**AIM OF THE TASK:** All entries should be output exactly as they stand.

____ EXTRACTED ENTRIES

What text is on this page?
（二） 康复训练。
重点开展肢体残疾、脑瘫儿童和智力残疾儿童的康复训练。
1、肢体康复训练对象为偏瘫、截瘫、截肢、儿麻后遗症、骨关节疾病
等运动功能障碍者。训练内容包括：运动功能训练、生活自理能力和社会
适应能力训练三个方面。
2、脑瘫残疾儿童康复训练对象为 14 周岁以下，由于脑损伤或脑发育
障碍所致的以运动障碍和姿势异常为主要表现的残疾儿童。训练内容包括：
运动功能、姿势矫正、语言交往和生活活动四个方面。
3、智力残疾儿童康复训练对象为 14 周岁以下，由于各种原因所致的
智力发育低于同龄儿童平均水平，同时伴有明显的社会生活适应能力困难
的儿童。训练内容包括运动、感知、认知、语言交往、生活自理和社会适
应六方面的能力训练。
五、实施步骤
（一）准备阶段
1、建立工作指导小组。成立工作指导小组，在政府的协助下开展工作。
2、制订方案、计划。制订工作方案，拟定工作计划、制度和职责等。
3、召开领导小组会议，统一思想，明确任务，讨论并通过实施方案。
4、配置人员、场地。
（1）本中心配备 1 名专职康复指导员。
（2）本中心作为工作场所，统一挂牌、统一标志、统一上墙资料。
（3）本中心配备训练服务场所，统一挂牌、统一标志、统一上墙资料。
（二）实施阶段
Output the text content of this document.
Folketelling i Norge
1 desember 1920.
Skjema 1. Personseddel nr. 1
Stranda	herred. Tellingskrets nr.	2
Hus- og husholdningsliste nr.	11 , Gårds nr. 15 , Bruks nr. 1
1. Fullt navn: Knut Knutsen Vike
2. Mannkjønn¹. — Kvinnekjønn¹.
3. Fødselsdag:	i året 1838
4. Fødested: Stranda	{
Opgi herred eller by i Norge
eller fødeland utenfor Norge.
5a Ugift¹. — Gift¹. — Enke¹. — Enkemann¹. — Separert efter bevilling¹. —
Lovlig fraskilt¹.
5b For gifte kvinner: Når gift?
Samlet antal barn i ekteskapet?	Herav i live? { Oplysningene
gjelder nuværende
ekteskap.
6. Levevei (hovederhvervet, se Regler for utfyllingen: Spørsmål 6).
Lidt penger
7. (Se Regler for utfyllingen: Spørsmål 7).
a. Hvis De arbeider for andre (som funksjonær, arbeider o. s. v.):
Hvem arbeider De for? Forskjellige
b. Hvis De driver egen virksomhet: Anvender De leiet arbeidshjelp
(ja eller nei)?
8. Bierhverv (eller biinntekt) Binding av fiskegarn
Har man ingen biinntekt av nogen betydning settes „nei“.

________

**SOLUTION FOR THIS TASK:**
What text is on this page?
（二） 康复训练。
重点开展肢体残疾、脑瘫儿童和智力残疾儿童的康复训练。
1、肢体康复训练对象为偏瘫、截瘫、截肢、儿麻后遗症、骨关节疾病
等运动功能障碍者。训练内容包括：运动功能训练、生活自理能力和社会
适应能力训练三个方面。
2、脑瘫残疾儿童康复训练对象为 14 周岁以下，由于脑损伤或脑发育
障碍所致的以运动障碍和姿势异常为主要表现的残疾儿童。训练内容包括：
运动功能、姿势矫正、语言交往和生活活动四个方面。
3、智力残疾儿童康复训练对象为 14 周岁以下，由于各种原因所致的
智力发育低于同龄儿童平均水平，同时伴有明显的社会生活适应能力困难
的儿童。训练内容包括运动、感知、认知、语言交往、生活自理和社会适
应六方面的能力训练。
五、实施步骤
（一）准备阶段
1、建立工作指导小组。成立工作指导小组，在政府的协助下开展工作。
2、制订方案、计划。制订工作方案，拟定工作计划、制度和职责等。
3、召开领导小组会议，统一思想，明确任务，讨论并通过实施方案。
4、配置人员、场地。
（1）本中心配备 1 名专职康复指导员。
（2）本中心作为工作场所，统一挂牌、统一标志、统一上墙资料。
（3）本中心配备训练服务场所，统一挂牌、统一标志、统一上墙资料。
（二）实施阶段
Output the text content of this document.
Folketelling i Norge
1 desember 1920.
Skjema 1. Personseddel nr. 1
Stranda	herred. Tellingskrets nr.	2
Hus- og husholdningsliste nr.	11 , Gårds nr. 15 , Bruks nr. 1
1. Fullt navn: Knut Knutsen Vike
2. Mannkjønn¹. — Kvinnekjønn¹.
3. Fødselsdag:	i året 1838
4. Fødested: Stranda	{
Opgi herred eller by i Norge
eller fødeland utenfor Norge.
5a Ugift¹. — Gift¹. — Enke¹. — Enkemann¹. — Separert efter bevilling¹. —
Lovlig fraskilt¹.
5b For gifte kvinner: Når gift?
Samlet antal barn i ekteskapet?	Herav i live? { Oplysningene
gjelder nuværende
ekteskap.
6. Levevei (hovederhvervet, se Regler for utfyllingen: Spørsmål 6).
Lidt penger
7. (Se Regler for utfyllingen: Spørsmål 7).
a. Hvis De arbeider for andre (som funksjonær, arbeider o. s. v.):
Hvem arbeider De for? Forskjellige
b. Hvis De driver egen virksomhet: Anvender De leiet arbeidshjelp
(ja eller nei)?
8. Bierhverv (eller biinntekt) Binding av fiskegarn
Har man ingen biinntekt av nogen betydning settes „nei“.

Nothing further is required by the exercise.